**WHAT TO WORK ON**
(a) Check whether each statement agrees with the RDFa post below. Answer yes or no for each, and quote the words from the post that settle it.
(i) The post says very few Microformats remain.
(ii) The W3C workshop on content adaptation took place in 2006.
(iii) Dan Appelquist from Orange talked on VCML.
(b) Using the RDFa post below, answer these questions:
(i) Which two tools does the post name for combining schemas?
(ii) What was the XHTML 2 Working Group called at that time?
(iii) Who presented the 'Orange Markup Language'?
(c) From the RDFa post below, write out the stretch from "RDFa means extensibility" through "continue to flourish.".

**PASSAGE**
RDFa means extensibility (which is why some people will never support it)
In this post I look at how RDFa and other techniques to add extra information
to documents evolved around the same time as Microformats, as part of the work
at the W3C on the next generation of web languages. Whilst the traditional
approach taken to language design at the W3C – and now used in HTML5 – seeks
to anticipate authors’ every needs, the RDFa approach resulted from a focus on
clearly defined extension points that give authors control. In this post I
look at the different approaches taken to markup languages, as a way to
explain the problems @role
and RDFa solve, and conclude that although HTML5
is unlikely to shake its monolithic structure (and will therefore not support
extension mechanisms like RDFa), RDFa itself will continue to flourish.
Microformats
Microformats was a great development. But despite the way that Microformats has allowed people to do some neat things at the nexus of web-page/browser/desktop, they’ve never realised their full potential because of some fundamental flaws. The key problem is that to create a vocabulary requires something akin to a full standards-process, and standards- making has proved over the years, to be laborious, time-consuming, and often acrimonious. It’s therefore no accident that there remain very few Microformats.
Extensible
Microformats began its life at much the same time that the XHTML 2 Working
Group (at the time called the HTML Working Group) began rethinking the way
that @class
, meta
and link
should work in XHTML. The key design decision
taken at that time was that we needed a markup language that was extensible.
Unfortunately, over the years the notion of extensibility has been reduced to
the blunt instrument of schema combination; using tools such as XML Schema or
RELAX NG, language creators could bolt other languages together by combining
and adding to their schemas. But anyone who has tried this will know that it
is something of a black art, and it rarely happens that anyone but a
specialist would add any extensions to a language.
Content adaptation
However, alongside this notion of extensibility another one has been gathering
momentum; that the language should itself contain extension points that
authors and organisations can use, without having to go back to standards
bodies. A good illustration of the need for extensibility came back in 2004. I
was presenting some of the ‘new ideas’ from XHTML 2 at a W3C workshop on
content adaptation, and was struck by the fact that in two of the other
papers, companies had effectively invented their own markup language by adding
well-defined @class
values, and a few new elements and attributes. Barry
Haynes and Matthew Clough presented the ‘Orange Markup Language’, or OWL,
whilst Dan Appelquist from Vodafone talked on VCML; both languages aimed at
adding information to documents to:
- help the reformat process when displaying on different devices;
- determine which parts could be moved to menus and which parts needed to remain in the main window;
- add semantics, so that, for example, a football score in column two of a table wouldn’t get separated from the team names in column one;
- specify themes;
- and more. It’s worth looking at the presentations (see W3C Workshop on Metadata for Content Adaptation for links to all the papers), just to realise the problems that organisations like mobile phone operators, news publishers, aggregators and so on are trying to solve. But from a standards point of view, the most interesting point about the two ‘languages’ was that they were completely different. It meant that if Reuters were to supply documents of news stories to both Orange and Vodafone, it would need to provide two separate feeds, each using the correct language.

[Dataset records]
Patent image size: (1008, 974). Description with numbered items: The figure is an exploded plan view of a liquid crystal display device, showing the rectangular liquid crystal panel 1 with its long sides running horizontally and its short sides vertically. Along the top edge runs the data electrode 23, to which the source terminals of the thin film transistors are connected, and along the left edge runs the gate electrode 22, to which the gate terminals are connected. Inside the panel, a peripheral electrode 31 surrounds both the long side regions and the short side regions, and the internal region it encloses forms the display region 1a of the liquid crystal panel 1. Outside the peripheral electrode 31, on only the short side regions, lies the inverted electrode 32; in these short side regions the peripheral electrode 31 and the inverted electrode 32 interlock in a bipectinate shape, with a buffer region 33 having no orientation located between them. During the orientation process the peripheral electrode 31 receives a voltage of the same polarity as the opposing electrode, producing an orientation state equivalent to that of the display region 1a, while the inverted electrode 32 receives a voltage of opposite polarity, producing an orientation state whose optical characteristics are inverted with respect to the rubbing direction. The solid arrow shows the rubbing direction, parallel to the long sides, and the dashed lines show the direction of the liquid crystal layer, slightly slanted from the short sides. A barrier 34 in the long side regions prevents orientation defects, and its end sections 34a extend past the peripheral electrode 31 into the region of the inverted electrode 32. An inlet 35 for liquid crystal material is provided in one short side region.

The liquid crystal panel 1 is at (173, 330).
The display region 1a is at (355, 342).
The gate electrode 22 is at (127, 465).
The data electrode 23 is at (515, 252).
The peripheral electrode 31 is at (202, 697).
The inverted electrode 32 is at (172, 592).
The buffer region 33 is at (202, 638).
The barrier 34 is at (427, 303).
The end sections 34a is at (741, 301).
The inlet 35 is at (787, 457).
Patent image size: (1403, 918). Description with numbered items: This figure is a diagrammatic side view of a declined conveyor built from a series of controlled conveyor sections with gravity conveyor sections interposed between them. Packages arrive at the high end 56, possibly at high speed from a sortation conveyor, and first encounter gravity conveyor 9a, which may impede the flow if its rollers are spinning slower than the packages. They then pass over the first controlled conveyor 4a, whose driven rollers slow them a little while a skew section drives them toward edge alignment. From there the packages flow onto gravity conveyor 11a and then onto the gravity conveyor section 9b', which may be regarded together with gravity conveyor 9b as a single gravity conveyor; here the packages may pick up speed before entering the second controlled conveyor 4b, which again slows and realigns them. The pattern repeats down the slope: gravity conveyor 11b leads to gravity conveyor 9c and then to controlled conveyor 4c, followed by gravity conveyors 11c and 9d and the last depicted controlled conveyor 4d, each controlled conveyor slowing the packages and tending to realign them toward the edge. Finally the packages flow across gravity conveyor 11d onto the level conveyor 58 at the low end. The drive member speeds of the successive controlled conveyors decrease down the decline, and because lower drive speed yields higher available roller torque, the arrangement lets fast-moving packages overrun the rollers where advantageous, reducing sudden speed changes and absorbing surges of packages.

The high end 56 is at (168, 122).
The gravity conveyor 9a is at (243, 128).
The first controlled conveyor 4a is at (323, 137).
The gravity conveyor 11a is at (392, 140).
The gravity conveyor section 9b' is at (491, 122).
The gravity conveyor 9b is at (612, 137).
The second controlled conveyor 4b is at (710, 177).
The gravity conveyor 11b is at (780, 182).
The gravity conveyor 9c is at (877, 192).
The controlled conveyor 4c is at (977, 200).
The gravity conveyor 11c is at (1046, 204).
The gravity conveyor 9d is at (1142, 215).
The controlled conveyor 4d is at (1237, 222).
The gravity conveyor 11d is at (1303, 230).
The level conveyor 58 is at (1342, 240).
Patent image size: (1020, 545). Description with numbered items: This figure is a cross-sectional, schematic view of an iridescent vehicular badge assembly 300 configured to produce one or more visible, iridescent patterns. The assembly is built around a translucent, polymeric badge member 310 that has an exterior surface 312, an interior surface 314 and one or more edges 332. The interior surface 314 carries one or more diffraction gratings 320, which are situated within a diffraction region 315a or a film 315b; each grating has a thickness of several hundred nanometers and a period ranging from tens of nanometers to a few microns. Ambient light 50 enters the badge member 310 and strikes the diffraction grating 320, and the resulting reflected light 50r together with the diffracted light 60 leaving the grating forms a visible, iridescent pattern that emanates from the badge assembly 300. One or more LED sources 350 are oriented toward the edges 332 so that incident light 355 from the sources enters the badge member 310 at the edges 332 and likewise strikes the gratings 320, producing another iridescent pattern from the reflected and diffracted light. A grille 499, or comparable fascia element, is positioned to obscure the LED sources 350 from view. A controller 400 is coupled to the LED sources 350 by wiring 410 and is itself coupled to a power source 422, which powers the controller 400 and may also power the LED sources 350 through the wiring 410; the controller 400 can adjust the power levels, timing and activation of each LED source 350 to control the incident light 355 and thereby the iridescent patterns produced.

**FINAL ANSWERS**
(a)
(i) Yes: "It’s therefore no accident that there remain very few Microformats."
(ii) No: "A good illustration of the need for extensibility came back in 2004."
(iii) No: "Dan Appelquist from Vodafone talked on VCML"

(b)
(i) XML Schema and RELAX NG
(ii) The HTML Working Group
(iii) Barry Haynes and Matthew Clough

(c)
RDFa means extensibility (which is why some people will never support it)
In this post I look at how RDFa and other techniques to add extra information
to documents evolved around the same time as Microformats, as part of the work
at the W3C on the next generation of web languages. Whilst the traditional
approach taken to language design at the W3C – and now used in HTML5 – seeks
to anticipate authors’ every needs, the RDFa approach resulted from a focus on
clearly defined extension points that give authors control. In this post I
look at the different approaches taken to markup languages, as a way to
explain the problems @role
and RDFa solve, and conclude that although HTML5
is unlikely to shake its monolithic structure (and will therefore not support
extension mechanisms like RDFa), RDFa itself will continue to flourish.